### EXERCISE DESCRIPTION
Leave out every picture, then transcribe the rest of the listing exactly.
=== MATERIAL FOR THE TASK ===
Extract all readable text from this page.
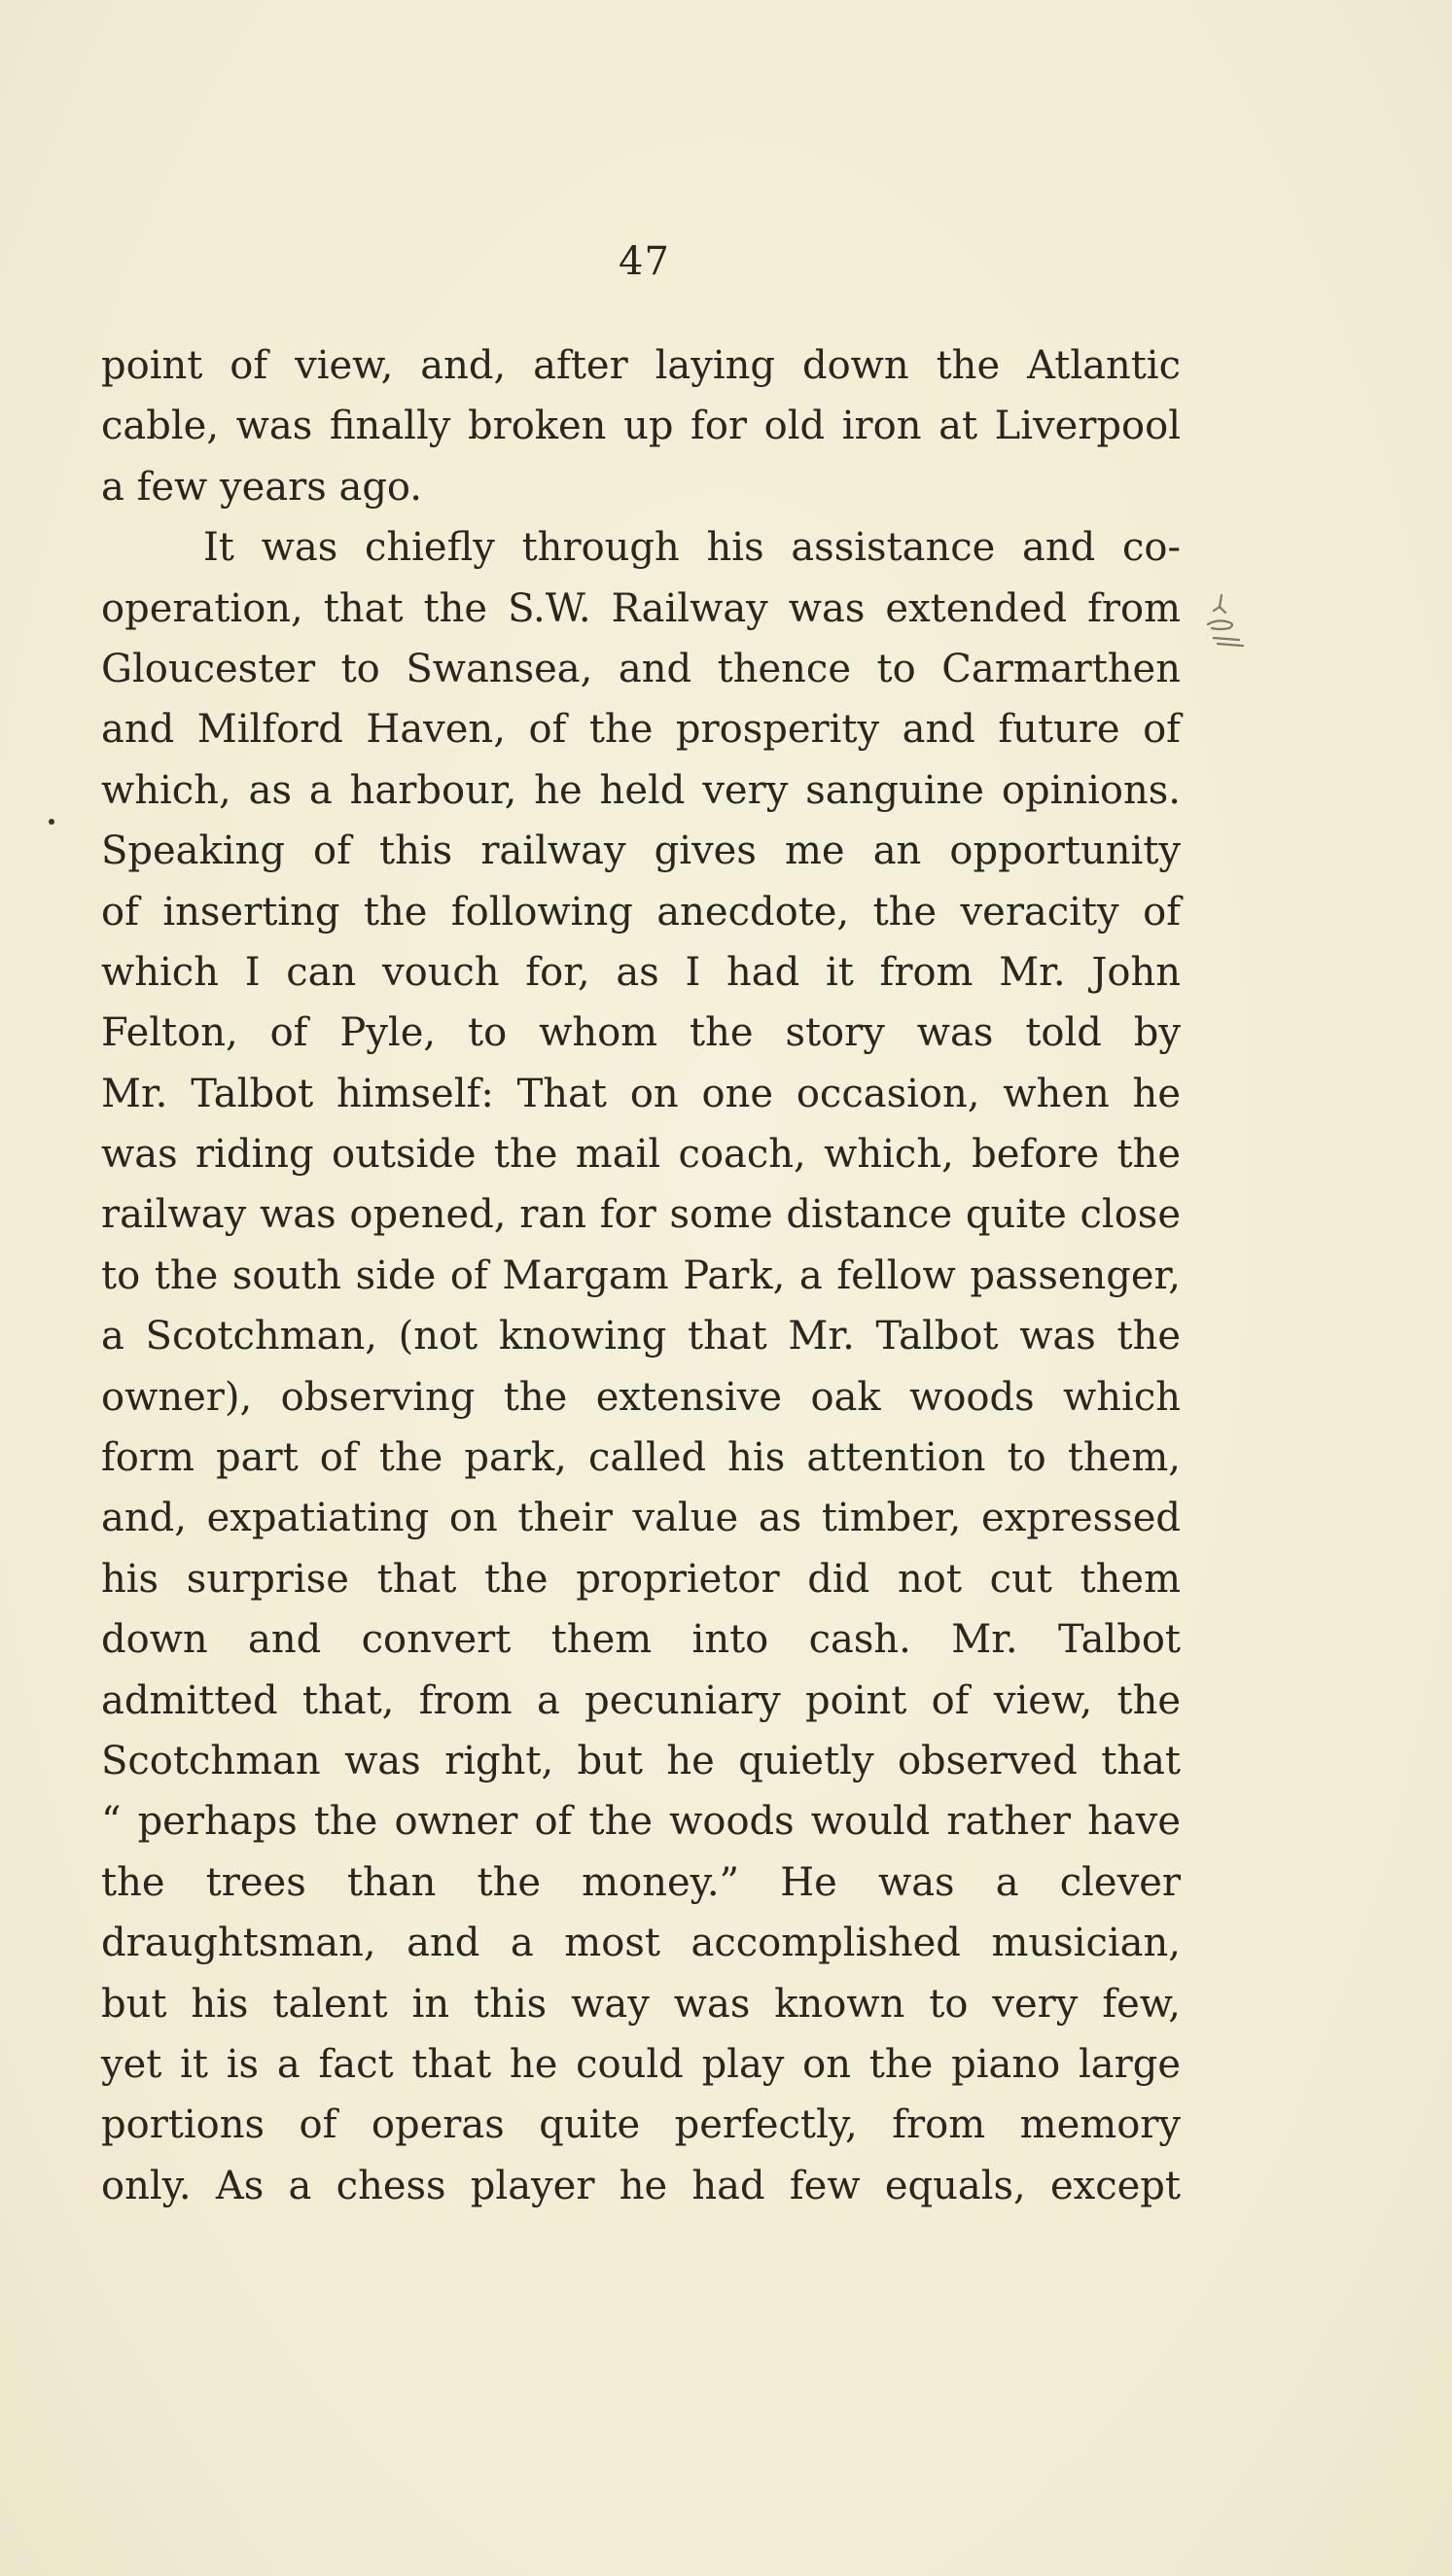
47
point of view, and, after laying down the Atlantic
cable, was finally broken up for old iron at Liverpool
a few years ago.
It was chiefly through his assistance and co-
operation, that the S.W. Railway was extended from
Gloucester to Swansea, and thence to Carmarthen
and Milford Haven, of the prosperity and future of
which, as a harbour, he held very sanguine opinions.
Speaking of this railway gives me an opportunity
of inserting the following anecdote, the veracity of
which I can vouch for, as I had it from Mr. John
Felton, of Pyle, to whom the story was told by
Mr. Talbot himself: That on one occasion, when he
was riding outside the mail coach, which, before the
railway was opened, ran for some distance quite close
to the south side of Margam Park, a fellow passenger,
a Scotchman, (not knowing that Mr. Talbot was the
owner), observing the extensive oak woods which
form part of the park, called his attention to them,
and, expatiating on their value as timber, expressed
his surprise that the proprietor did not cut them
down and convert them into cash. Mr. Talbot
admitted that, from a pecuniary point of view, the
Scotchman was right, but he quietly observed that
“ perhaps the owner of the woods would rather have
the trees than the money.” He was a clever
draughtsman, and a most accomplished musician,
but his talent in this way was known to very few,
yet it is a fact that he could play on the piano large
portions of operas quite perfectly, from memory
only. As a chess player he had few equals, except
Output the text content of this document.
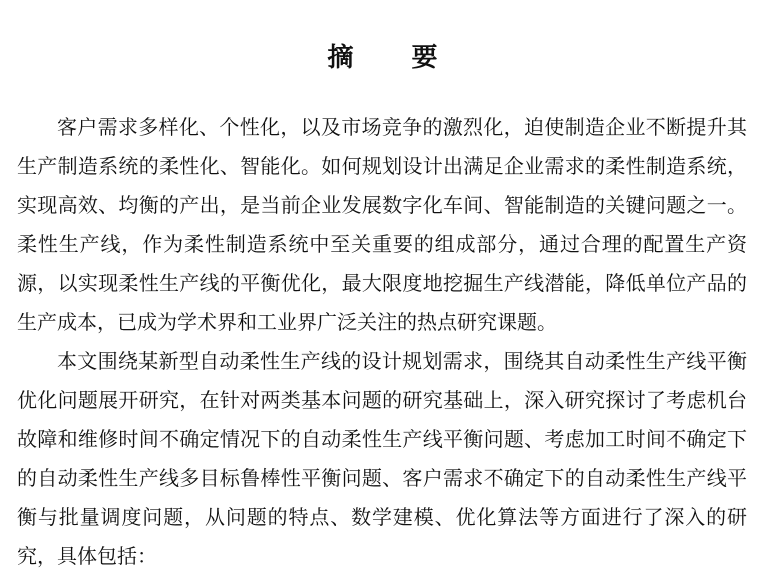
摘　要

客户需求多样化、个性化，以及市场竞争的激烈化，迫使制造企业不断提升其生产制造系统的柔性化、智能化。如何规划设计出满足企业需求的柔性制造系统，实现高效、均衡的产出，是当前企业发展数字化车间、智能制造的关键问题之一。柔性生产线，作为柔性制造系统中至关重要的组成部分，通过合理的配置生产资源，以实现柔性生产线的平衡优化，最大限度地挖掘生产线潜能，降低单位产品的生产成本，已成为学术界和工业界广泛关注的热点研究课题。

本文围绕某新型自动柔性生产线的设计规划需求，围绕其自动柔性生产线平衡优化问题展开研究，在针对两类基本问题的研究基础上，深入研究探讨了考虑机台故障和维修时间不确定情况下的自动柔性生产线平衡问题、考虑加工时间不确定下的自动柔性生产线多目标鲁棒性平衡问题、客户需求不确定下的自动柔性生产线平衡与批量调度问题，从问题的特点、数学建模、优化算法等方面进行了深入的研究，具体包括：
===
### EXPECTED ANSWER
Extract all readable text from this page.
47
point of view, and, after laying down the Atlantic
cable, was finally broken up for old iron at Liverpool
a few years ago.
It was chiefly through his assistance and co-
operation, that the S.W. Railway was extended from
Gloucester to Swansea, and thence to Carmarthen
and Milford Haven, of the prosperity and future of
which, as a harbour, he held very sanguine opinions.
Speaking of this railway gives me an opportunity
of inserting the following anecdote, the veracity of
which I can vouch for, as I had it from Mr. John
Felton, of Pyle, to whom the story was told by
Mr. Talbot himself: That on one occasion, when he
was riding outside the mail coach, which, before the
railway was opened, ran for some distance quite close
to the south side of Margam Park, a fellow passenger,
a Scotchman, (not knowing that Mr. Talbot was the
owner), observing the extensive oak woods which
form part of the park, called his attention to them,
and, expatiating on their value as timber, expressed
his surprise that the proprietor did not cut them
down and convert them into cash. Mr. Talbot
admitted that, from a pecuniary point of view, the
Scotchman was right, but he quietly observed that
“ perhaps the owner of the woods would rather have
the trees than the money.” He was a clever
draughtsman, and a most accomplished musician,
but his talent in this way was known to very few,
yet it is a fact that he could play on the piano large
portions of operas quite perfectly, from memory
only. As a chess player he had few equals, except
Output the text content of this document.
摘　要

客户需求多样化、个性化，以及市场竞争的激烈化，迫使制造企业不断提升其生产制造系统的柔性化、智能化。如何规划设计出满足企业需求的柔性制造系统，实现高效、均衡的产出，是当前企业发展数字化车间、智能制造的关键问题之一。柔性生产线，作为柔性制造系统中至关重要的组成部分，通过合理的配置生产资源，以实现柔性生产线的平衡优化，最大限度地挖掘生产线潜能，降低单位产品的生产成本，已成为学术界和工业界广泛关注的热点研究课题。

本文围绕某新型自动柔性生产线的设计规划需求，围绕其自动柔性生产线平衡优化问题展开研究，在针对两类基本问题的研究基础上，深入研究探讨了考虑机台故障和维修时间不确定情况下的自动柔性生产线平衡问题、考虑加工时间不确定下的自动柔性生产线多目标鲁棒性平衡问题、客户需求不确定下的自动柔性生产线平衡与批量调度问题，从问题的特点、数学建模、优化算法等方面进行了深入的研究，具体包括：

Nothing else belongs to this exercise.